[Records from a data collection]
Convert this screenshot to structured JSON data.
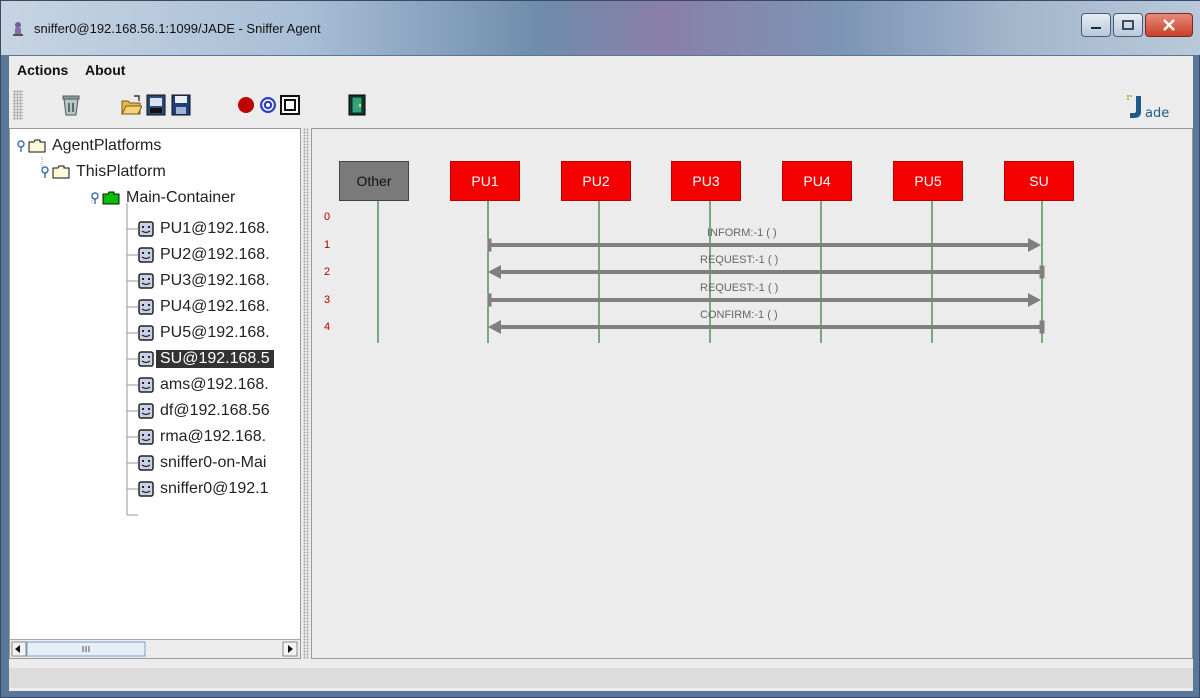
{
  "window": {
    "title": "sniffer0@192.168.56.1:1099/JADE - Sniffer Agent"
  },
  "menu": {
    "items": [
      "Actions",
      "About"
    ]
  },
  "toolbar": {
    "buttons": [
      "clear-canvas-icon",
      "open-folder-icon",
      "snapshot-icon",
      "save-icon",
      "record-icon",
      "sniff-icon",
      "list-icon",
      "exit-door-icon"
    ],
    "logo": "jade-logo"
  },
  "tree": {
    "root": "AgentPlatforms",
    "platform": "ThisPlatform",
    "container": "Main-Container",
    "agents": [
      "PU1@192.168.",
      "PU2@192.168.",
      "PU3@192.168.",
      "PU4@192.168.",
      "PU5@192.168.",
      "SU@192.168.5",
      "ams@192.168.",
      "df@192.168.56",
      "rma@192.168.",
      "sniffer0-on-Mai",
      "sniffer0@192.1"
    ],
    "selected_agent": "SU@192.168.5"
  },
  "sniffer": {
    "agents": [
      "Other",
      "PU1",
      "PU2",
      "PU3",
      "PU4",
      "PU5",
      "SU"
    ],
    "message_indices": [
      "0",
      "1",
      "2",
      "3",
      "4"
    ],
    "messages": [
      {
        "label": "INFORM:-1 (        )",
        "from": "PU1",
        "to": "SU"
      },
      {
        "label": "REQUEST:-1 (        )",
        "from": "SU",
        "to": "PU1"
      },
      {
        "label": "REQUEST:-1 (        )",
        "from": "PU1",
        "to": "SU"
      },
      {
        "label": "CONFIRM:-1 (        )",
        "from": "SU",
        "to": "PU1"
      }
    ]
  },
  "colors": {
    "agent_box": "#f50000",
    "other_box": "#7a7a7a",
    "lifeline": "#2e7d32",
    "arrow": "#808080",
    "index": "#b00000"
  }
}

→ **DESCRIPTION OF THE TASK**
Using the material above, retype each entry exactly and omit the pictures.

→ **TASK RESULT**
Convert this screenshot to structured JSON data.
{
  "window": {
    "title": "sniffer0@192.168.56.1:1099/JADE - Sniffer Agent"
  },
  "menu": {
    "items": [
      "Actions",
      "About"
    ]
  },
  "toolbar": {
    "buttons": [
      "clear-canvas-icon",
      "open-folder-icon",
      "snapshot-icon",
      "save-icon",
      "record-icon",
      "sniff-icon",
      "list-icon",
      "exit-door-icon"
    ],
    "logo": "jade-logo"
  },
  "tree": {
    "root": "AgentPlatforms",
    "platform": "ThisPlatform",
    "container": "Main-Container",
    "agents": [
      "PU1@192.168.",
      "PU2@192.168.",
      "PU3@192.168.",
      "PU4@192.168.",
      "PU5@192.168.",
      "SU@192.168.5",
      "ams@192.168.",
      "df@192.168.56",
      "rma@192.168.",
      "sniffer0-on-Mai",
      "sniffer0@192.1"
    ],
    "selected_agent": "SU@192.168.5"
  },
  "sniffer": {
    "agents": [
      "Other",
      "PU1",
      "PU2",
      "PU3",
      "PU4",
      "PU5",
      "SU"
    ],
    "message_indices": [
      "0",
      "1",
      "2",
      "3",
      "4"
    ],
    "messages": [
      {
        "label": "INFORM:-1 (        )",
        "from": "PU1",
        "to": "SU"
      },
      {
        "label": "REQUEST:-1 (        )",
        "from": "SU",
        "to": "PU1"
      },
      {
        "label": "REQUEST:-1 (        )",
        "from": "PU1",
        "to": "SU"
      },
      {
        "label": "CONFIRM:-1 (        )",
        "from": "SU",
        "to": "PU1"
      }
    ]
  },
  "colors": {
    "agent_box": "#f50000",
    "other_box": "#7a7a7a",
    "lifeline": "#2e7d32",
    "arrow": "#808080",
    "index": "#b00000"
  }
}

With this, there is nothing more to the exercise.